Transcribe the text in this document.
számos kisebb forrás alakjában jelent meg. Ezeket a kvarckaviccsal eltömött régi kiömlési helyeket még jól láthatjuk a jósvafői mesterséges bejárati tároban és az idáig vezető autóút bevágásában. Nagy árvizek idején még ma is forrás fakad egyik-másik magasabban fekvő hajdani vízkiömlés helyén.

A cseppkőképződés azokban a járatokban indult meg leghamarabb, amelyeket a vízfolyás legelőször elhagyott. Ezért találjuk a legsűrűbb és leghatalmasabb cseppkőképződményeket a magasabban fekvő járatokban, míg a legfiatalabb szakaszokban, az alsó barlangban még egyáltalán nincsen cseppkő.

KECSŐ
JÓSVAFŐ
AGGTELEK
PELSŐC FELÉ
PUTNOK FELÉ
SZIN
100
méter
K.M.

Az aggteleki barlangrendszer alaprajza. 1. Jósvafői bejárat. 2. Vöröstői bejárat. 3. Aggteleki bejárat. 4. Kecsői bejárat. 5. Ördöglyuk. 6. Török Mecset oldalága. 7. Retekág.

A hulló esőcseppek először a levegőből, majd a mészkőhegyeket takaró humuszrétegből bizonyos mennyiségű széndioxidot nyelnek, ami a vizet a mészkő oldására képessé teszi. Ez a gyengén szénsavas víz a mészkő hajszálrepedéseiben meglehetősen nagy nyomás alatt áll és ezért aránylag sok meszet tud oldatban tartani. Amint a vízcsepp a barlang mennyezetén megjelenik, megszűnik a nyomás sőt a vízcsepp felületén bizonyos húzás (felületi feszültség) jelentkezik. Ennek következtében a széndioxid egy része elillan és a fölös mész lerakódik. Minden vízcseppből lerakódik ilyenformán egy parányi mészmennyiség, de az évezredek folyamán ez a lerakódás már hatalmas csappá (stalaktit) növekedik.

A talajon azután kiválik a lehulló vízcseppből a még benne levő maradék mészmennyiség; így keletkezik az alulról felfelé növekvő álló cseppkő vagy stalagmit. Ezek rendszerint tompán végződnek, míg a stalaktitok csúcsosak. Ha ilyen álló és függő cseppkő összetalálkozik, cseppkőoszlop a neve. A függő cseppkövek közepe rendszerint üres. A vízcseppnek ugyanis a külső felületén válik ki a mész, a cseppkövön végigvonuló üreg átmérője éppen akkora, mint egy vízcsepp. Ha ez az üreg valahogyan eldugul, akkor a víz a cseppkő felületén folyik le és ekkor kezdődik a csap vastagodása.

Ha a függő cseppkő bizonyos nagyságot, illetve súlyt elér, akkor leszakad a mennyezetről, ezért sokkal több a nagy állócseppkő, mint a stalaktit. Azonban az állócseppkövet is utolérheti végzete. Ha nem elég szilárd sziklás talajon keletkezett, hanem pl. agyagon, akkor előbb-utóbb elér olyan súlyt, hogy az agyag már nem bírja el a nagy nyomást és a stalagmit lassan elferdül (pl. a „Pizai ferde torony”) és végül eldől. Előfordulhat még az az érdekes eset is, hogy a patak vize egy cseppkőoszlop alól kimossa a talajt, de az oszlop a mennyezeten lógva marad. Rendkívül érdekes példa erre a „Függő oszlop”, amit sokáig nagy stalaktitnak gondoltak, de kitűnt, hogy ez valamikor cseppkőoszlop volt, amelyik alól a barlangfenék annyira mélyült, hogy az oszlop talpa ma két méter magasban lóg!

********

> [GOAL]:
Examine the records and report how many lines contain the string "cseppkőoszlop". Only the number should be given.

> [OUTPUT FOR THIS TASK]:
2